>>>

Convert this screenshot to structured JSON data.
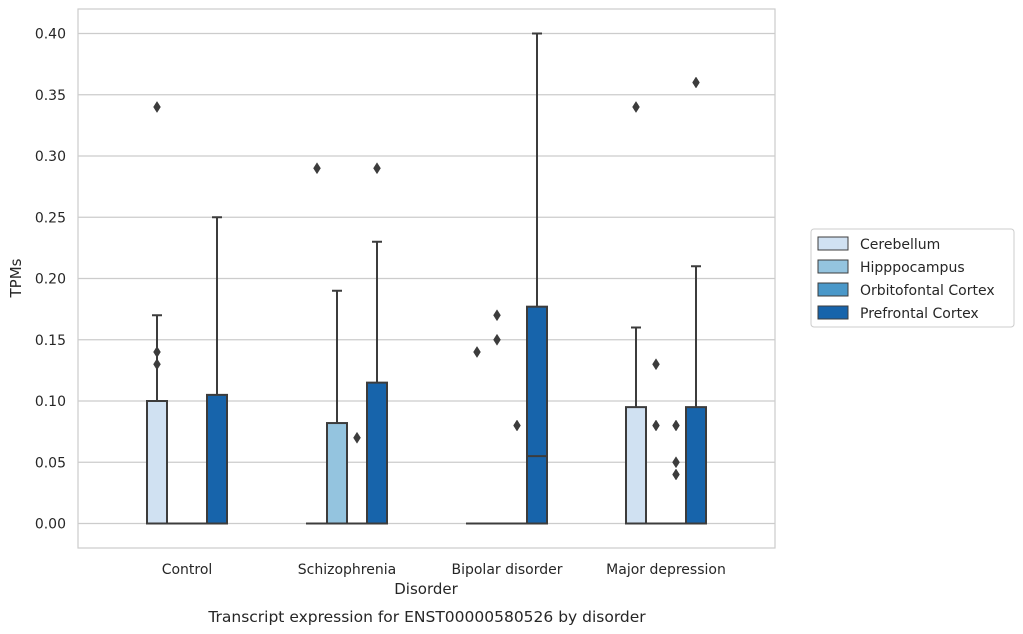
{
  "chart_data": {
    "type": "box",
    "title": "",
    "caption": "Transcript expression for ENST00000580526 by disorder",
    "xlabel": "Disorder",
    "ylabel": "TPMs",
    "ylim": [
      -0.02,
      0.42
    ],
    "yticks": [
      "0.00",
      "0.05",
      "0.10",
      "0.15",
      "0.20",
      "0.25",
      "0.30",
      "0.35",
      "0.40"
    ],
    "grid": "horizontal",
    "legend_placement": "right",
    "categories": [
      "Control",
      "Schizophrenia",
      "Bipolar disorder",
      "Major depression"
    ],
    "series": [
      {
        "name": "Cerebellum",
        "color": "#d0e1f2",
        "boxes": [
          {
            "category": "Control",
            "min": 0.0,
            "q1": 0.0,
            "median": 0.0,
            "q3": 0.1,
            "max": 0.17,
            "outliers": [
              0.13,
              0.14,
              0.34
            ]
          },
          {
            "category": "Schizophrenia",
            "min": 0.0,
            "q1": 0.0,
            "median": 0.0,
            "q3": 0.0,
            "max": 0.0,
            "outliers": [
              0.29
            ]
          },
          {
            "category": "Bipolar disorder",
            "min": 0.0,
            "q1": 0.0,
            "median": 0.0,
            "q3": 0.0,
            "max": 0.0,
            "outliers": [
              0.14
            ]
          },
          {
            "category": "Major depression",
            "min": 0.0,
            "q1": 0.0,
            "median": 0.0,
            "q3": 0.095,
            "max": 0.16,
            "outliers": [
              0.34
            ]
          }
        ]
      },
      {
        "name": "Hipppocampus",
        "color": "#94c4df",
        "boxes": [
          {
            "category": "Control",
            "min": 0.0,
            "q1": 0.0,
            "median": 0.0,
            "q3": 0.0,
            "max": 0.0,
            "outliers": []
          },
          {
            "category": "Schizophrenia",
            "min": 0.0,
            "q1": 0.0,
            "median": 0.0,
            "q3": 0.082,
            "max": 0.19,
            "outliers": []
          },
          {
            "category": "Bipolar disorder",
            "min": 0.0,
            "q1": 0.0,
            "median": 0.0,
            "q3": 0.0,
            "max": 0.0,
            "outliers": [
              0.15,
              0.17
            ]
          },
          {
            "category": "Major depression",
            "min": 0.0,
            "q1": 0.0,
            "median": 0.0,
            "q3": 0.0,
            "max": 0.0,
            "outliers": [
              0.08,
              0.13
            ]
          }
        ]
      },
      {
        "name": "Orbitofontal Cortex",
        "color": "#4a98c9",
        "boxes": [
          {
            "category": "Control",
            "min": 0.0,
            "q1": 0.0,
            "median": 0.0,
            "q3": 0.0,
            "max": 0.0,
            "outliers": []
          },
          {
            "category": "Schizophrenia",
            "min": 0.0,
            "q1": 0.0,
            "median": 0.0,
            "q3": 0.0,
            "max": 0.0,
            "outliers": [
              0.07
            ]
          },
          {
            "category": "Bipolar disorder",
            "min": 0.0,
            "q1": 0.0,
            "median": 0.0,
            "q3": 0.0,
            "max": 0.0,
            "outliers": [
              0.08
            ]
          },
          {
            "category": "Major depression",
            "min": 0.0,
            "q1": 0.0,
            "median": 0.0,
            "q3": 0.0,
            "max": 0.0,
            "outliers": [
              0.04,
              0.05,
              0.08
            ]
          }
        ]
      },
      {
        "name": "Prefrontal Cortex",
        "color": "#1764ab",
        "boxes": [
          {
            "category": "Control",
            "min": 0.0,
            "q1": 0.0,
            "median": 0.0,
            "q3": 0.105,
            "max": 0.25,
            "outliers": []
          },
          {
            "category": "Schizophrenia",
            "min": 0.0,
            "q1": 0.0,
            "median": 0.0,
            "q3": 0.115,
            "max": 0.23,
            "outliers": [
              0.29
            ]
          },
          {
            "category": "Bipolar disorder",
            "min": 0.0,
            "q1": 0.0,
            "median": 0.055,
            "q3": 0.177,
            "max": 0.4,
            "outliers": []
          },
          {
            "category": "Major depression",
            "min": 0.0,
            "q1": 0.0,
            "median": 0.0,
            "q3": 0.095,
            "max": 0.21,
            "outliers": [
              0.36
            ]
          }
        ]
      }
    ]
  }
}
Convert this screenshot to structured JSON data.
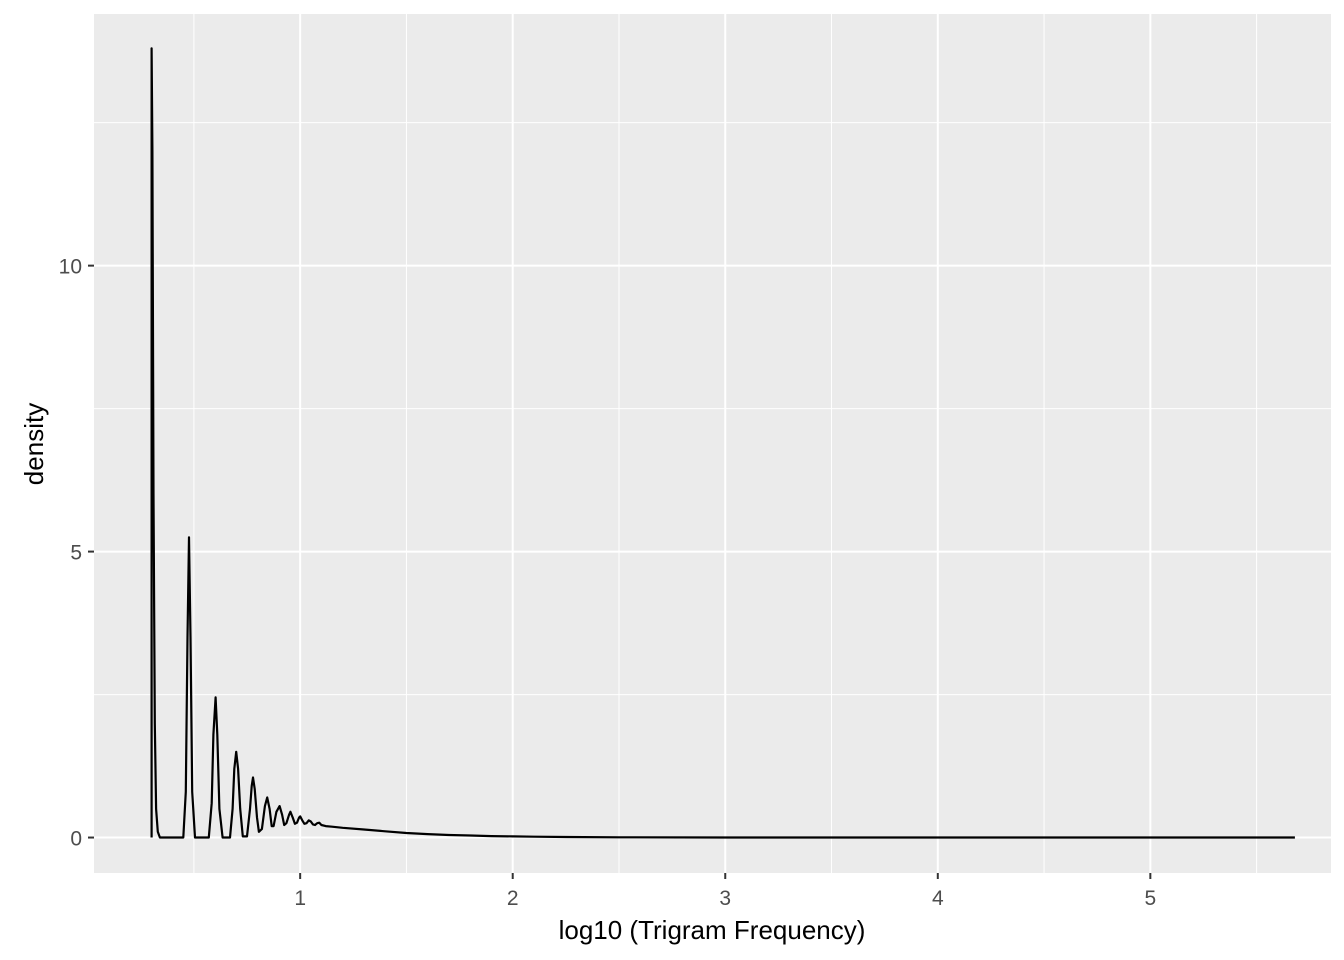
{
  "chart_data": {
    "type": "line",
    "title": "",
    "xlabel": "log10 (Trigram Frequency)",
    "ylabel": "density",
    "xlim": [
      0.03,
      5.85
    ],
    "ylim": [
      -0.62,
      14.4
    ],
    "x_ticks": [
      1,
      2,
      3,
      4,
      5
    ],
    "x_tick_labels": [
      "1",
      "2",
      "3",
      "4",
      "5"
    ],
    "x_minor_ticks": [
      0.5,
      1.5,
      2.5,
      3.5,
      4.5,
      5.5
    ],
    "y_ticks": [
      0,
      5,
      10
    ],
    "y_tick_labels": [
      "0",
      "5",
      "10"
    ],
    "y_minor_ticks": [
      2.5,
      7.5,
      12.5
    ],
    "grid": true,
    "legend": "none",
    "colors": {
      "panel_background": "#ebebeb",
      "grid": "#ffffff",
      "line": "#000000",
      "tick_text": "#4d4d4d"
    },
    "series": [
      {
        "color": "#000000",
        "points": [
          [
            0.301,
            0
          ],
          [
            0.301,
            13.8
          ],
          [
            0.305,
            12.0
          ],
          [
            0.31,
            6.0
          ],
          [
            0.316,
            2.0
          ],
          [
            0.322,
            0.5
          ],
          [
            0.33,
            0.1
          ],
          [
            0.34,
            0
          ],
          [
            0.45,
            0
          ],
          [
            0.462,
            0.8
          ],
          [
            0.47,
            3.5
          ],
          [
            0.477,
            5.25
          ],
          [
            0.484,
            3.5
          ],
          [
            0.492,
            0.8
          ],
          [
            0.505,
            0
          ],
          [
            0.57,
            0
          ],
          [
            0.584,
            0.6
          ],
          [
            0.592,
            1.8
          ],
          [
            0.602,
            2.45
          ],
          [
            0.61,
            1.8
          ],
          [
            0.62,
            0.5
          ],
          [
            0.635,
            0
          ],
          [
            0.67,
            0
          ],
          [
            0.682,
            0.5
          ],
          [
            0.69,
            1.2
          ],
          [
            0.699,
            1.5
          ],
          [
            0.708,
            1.2
          ],
          [
            0.718,
            0.5
          ],
          [
            0.73,
            0.02
          ],
          [
            0.75,
            0.02
          ],
          [
            0.764,
            0.5
          ],
          [
            0.772,
            0.9
          ],
          [
            0.778,
            1.05
          ],
          [
            0.786,
            0.85
          ],
          [
            0.797,
            0.35
          ],
          [
            0.806,
            0.1
          ],
          [
            0.82,
            0.15
          ],
          [
            0.834,
            0.55
          ],
          [
            0.845,
            0.7
          ],
          [
            0.856,
            0.5
          ],
          [
            0.866,
            0.2
          ],
          [
            0.875,
            0.2
          ],
          [
            0.888,
            0.45
          ],
          [
            0.903,
            0.55
          ],
          [
            0.915,
            0.4
          ],
          [
            0.925,
            0.22
          ],
          [
            0.935,
            0.25
          ],
          [
            0.948,
            0.4
          ],
          [
            0.954,
            0.45
          ],
          [
            0.965,
            0.35
          ],
          [
            0.975,
            0.24
          ],
          [
            0.985,
            0.26
          ],
          [
            0.995,
            0.35
          ],
          [
            1.0,
            0.37
          ],
          [
            1.01,
            0.3
          ],
          [
            1.02,
            0.24
          ],
          [
            1.03,
            0.25
          ],
          [
            1.04,
            0.3
          ],
          [
            1.05,
            0.28
          ],
          [
            1.06,
            0.23
          ],
          [
            1.07,
            0.22
          ],
          [
            1.08,
            0.25
          ],
          [
            1.09,
            0.26
          ],
          [
            1.1,
            0.22
          ],
          [
            1.12,
            0.2
          ],
          [
            1.15,
            0.19
          ],
          [
            1.2,
            0.17
          ],
          [
            1.3,
            0.14
          ],
          [
            1.4,
            0.11
          ],
          [
            1.5,
            0.08
          ],
          [
            1.6,
            0.06
          ],
          [
            1.7,
            0.045
          ],
          [
            1.8,
            0.035
          ],
          [
            1.9,
            0.025
          ],
          [
            2.0,
            0.02
          ],
          [
            2.1,
            0.015
          ],
          [
            2.25,
            0.01
          ],
          [
            2.5,
            0.004
          ],
          [
            3.0,
            0.001
          ],
          [
            4.0,
            0.0
          ],
          [
            5.0,
            0.0
          ],
          [
            5.68,
            0.0
          ]
        ]
      }
    ]
  }
}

<<<

◆ **WHAT TO WORK ON**: How many lines of the data hold the string "xlabel"? Reply with the number alone.

◆ **FINISHED EXERCISE**: 2